(Stored items)
[start]

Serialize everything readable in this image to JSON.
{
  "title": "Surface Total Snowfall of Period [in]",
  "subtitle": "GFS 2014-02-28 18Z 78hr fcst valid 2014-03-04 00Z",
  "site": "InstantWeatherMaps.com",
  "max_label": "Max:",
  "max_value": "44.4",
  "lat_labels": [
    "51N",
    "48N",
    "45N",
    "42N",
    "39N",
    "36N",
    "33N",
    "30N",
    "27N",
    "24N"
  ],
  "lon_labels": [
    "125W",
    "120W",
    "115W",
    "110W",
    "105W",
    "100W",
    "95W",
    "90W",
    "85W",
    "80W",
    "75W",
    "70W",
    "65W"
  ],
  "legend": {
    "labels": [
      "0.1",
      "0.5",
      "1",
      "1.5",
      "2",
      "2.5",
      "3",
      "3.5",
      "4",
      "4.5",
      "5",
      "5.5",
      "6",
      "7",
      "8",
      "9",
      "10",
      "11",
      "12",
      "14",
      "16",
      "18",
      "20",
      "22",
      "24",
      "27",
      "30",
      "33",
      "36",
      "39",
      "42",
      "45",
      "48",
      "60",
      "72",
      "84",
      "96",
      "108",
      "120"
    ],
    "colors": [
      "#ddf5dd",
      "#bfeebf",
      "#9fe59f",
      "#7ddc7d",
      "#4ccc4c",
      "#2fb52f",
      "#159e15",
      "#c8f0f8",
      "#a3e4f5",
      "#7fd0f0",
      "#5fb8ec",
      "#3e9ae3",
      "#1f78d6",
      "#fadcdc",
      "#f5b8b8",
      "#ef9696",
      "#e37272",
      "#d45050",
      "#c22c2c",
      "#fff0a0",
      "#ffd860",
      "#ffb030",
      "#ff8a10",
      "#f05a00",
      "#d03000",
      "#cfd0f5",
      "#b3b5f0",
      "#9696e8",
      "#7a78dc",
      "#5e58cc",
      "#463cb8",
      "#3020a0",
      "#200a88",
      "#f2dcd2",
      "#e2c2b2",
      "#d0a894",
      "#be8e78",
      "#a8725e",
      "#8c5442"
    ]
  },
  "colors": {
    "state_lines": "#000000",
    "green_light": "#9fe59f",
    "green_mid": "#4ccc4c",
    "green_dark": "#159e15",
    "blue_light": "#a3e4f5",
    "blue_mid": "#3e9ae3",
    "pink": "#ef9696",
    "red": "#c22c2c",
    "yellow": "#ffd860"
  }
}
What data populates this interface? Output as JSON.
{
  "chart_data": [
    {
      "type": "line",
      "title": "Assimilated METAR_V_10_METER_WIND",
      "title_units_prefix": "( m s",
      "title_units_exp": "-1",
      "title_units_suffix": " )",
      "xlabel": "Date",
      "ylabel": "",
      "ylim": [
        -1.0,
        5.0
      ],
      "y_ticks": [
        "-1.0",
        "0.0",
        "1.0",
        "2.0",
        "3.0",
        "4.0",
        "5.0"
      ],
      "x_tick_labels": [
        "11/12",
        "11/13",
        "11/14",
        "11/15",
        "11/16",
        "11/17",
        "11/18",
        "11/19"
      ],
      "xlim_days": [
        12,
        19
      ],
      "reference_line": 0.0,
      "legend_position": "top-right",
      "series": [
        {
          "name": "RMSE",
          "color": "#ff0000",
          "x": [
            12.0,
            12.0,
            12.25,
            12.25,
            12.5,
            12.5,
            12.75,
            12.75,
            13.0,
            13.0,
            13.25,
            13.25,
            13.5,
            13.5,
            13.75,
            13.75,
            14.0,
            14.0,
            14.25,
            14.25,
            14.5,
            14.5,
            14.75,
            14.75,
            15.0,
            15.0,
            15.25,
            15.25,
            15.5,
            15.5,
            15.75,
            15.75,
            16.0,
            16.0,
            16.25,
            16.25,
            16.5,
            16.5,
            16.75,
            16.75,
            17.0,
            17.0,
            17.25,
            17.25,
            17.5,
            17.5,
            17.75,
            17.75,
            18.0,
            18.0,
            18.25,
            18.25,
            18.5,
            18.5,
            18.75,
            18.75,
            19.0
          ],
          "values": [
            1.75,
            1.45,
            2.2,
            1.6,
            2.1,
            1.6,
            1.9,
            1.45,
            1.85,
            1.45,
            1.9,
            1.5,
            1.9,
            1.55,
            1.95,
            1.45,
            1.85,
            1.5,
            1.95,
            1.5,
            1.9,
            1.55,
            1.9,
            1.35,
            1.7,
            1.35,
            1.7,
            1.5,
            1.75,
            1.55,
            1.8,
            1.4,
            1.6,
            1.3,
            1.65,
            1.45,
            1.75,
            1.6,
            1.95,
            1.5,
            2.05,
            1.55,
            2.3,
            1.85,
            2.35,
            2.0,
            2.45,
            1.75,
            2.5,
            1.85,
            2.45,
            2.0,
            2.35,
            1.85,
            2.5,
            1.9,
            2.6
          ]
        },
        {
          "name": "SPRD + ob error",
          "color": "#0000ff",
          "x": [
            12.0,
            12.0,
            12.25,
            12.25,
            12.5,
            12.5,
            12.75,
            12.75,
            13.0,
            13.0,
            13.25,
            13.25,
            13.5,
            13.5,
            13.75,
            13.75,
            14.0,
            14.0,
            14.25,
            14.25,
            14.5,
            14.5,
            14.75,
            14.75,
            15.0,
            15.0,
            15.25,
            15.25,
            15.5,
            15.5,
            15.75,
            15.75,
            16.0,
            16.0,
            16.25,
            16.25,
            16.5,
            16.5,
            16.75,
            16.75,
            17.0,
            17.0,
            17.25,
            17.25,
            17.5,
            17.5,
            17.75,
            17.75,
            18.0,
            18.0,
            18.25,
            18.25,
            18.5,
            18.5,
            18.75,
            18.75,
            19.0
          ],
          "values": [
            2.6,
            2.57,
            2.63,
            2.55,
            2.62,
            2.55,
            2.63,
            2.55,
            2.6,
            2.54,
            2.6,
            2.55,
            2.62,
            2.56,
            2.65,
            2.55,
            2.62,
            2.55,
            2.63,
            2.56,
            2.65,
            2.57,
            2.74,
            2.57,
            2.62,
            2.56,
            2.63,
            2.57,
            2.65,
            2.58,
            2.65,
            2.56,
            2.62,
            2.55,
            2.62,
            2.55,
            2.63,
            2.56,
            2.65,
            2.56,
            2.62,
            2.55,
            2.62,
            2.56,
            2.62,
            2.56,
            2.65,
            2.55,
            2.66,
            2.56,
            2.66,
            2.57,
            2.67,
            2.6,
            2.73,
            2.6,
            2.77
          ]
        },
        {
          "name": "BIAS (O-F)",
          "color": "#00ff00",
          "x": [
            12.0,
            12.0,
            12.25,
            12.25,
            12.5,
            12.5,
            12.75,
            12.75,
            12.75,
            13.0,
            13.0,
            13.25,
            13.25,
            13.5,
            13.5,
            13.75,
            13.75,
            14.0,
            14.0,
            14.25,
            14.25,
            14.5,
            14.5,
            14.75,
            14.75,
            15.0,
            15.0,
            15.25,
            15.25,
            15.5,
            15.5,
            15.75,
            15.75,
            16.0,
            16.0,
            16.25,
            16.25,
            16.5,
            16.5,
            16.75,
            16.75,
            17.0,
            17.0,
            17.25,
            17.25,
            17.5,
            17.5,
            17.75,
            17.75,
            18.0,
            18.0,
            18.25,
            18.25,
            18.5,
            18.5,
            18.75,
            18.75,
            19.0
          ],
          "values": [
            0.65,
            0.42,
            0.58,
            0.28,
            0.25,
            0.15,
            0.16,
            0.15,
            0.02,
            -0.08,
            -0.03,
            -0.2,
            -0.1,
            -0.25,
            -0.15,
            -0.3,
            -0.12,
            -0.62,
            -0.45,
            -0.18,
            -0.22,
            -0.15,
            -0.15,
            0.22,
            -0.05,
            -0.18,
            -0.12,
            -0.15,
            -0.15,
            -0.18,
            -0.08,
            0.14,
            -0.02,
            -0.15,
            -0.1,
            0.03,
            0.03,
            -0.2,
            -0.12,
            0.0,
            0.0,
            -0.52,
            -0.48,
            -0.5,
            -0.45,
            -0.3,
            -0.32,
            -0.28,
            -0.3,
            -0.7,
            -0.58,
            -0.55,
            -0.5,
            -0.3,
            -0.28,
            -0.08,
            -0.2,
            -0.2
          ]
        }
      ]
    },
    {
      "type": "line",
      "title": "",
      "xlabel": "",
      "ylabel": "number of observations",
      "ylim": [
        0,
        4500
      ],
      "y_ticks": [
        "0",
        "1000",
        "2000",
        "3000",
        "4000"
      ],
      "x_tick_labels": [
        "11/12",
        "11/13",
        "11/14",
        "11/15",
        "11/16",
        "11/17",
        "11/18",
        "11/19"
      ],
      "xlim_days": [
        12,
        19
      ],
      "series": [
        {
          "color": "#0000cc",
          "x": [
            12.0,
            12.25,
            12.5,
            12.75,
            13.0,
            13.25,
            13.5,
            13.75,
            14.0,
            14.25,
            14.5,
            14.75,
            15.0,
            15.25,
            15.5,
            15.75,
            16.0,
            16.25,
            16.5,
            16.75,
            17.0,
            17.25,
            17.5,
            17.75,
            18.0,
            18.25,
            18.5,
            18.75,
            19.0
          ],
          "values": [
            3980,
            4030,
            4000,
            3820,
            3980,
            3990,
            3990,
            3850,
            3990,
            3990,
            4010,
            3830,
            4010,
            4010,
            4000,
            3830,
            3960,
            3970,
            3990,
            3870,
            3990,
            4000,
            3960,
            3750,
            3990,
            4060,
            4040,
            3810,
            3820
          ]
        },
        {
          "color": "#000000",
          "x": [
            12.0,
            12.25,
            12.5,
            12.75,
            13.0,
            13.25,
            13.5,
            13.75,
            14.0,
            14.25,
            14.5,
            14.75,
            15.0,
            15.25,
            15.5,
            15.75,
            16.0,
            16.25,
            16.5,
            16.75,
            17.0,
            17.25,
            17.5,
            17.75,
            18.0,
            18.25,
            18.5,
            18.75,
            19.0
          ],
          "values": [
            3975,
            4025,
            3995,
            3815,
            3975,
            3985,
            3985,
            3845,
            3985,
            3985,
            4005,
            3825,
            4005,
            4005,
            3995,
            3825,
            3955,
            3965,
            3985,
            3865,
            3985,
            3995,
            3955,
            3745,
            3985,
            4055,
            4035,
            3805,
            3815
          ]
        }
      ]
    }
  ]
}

[end]

- _Exercise requirements_: Go through the material and copy out every line with "this" in it.

- _Written answer_:
Serialize everything readable in this image to JSON.
What data populates this interface? Output as JSON.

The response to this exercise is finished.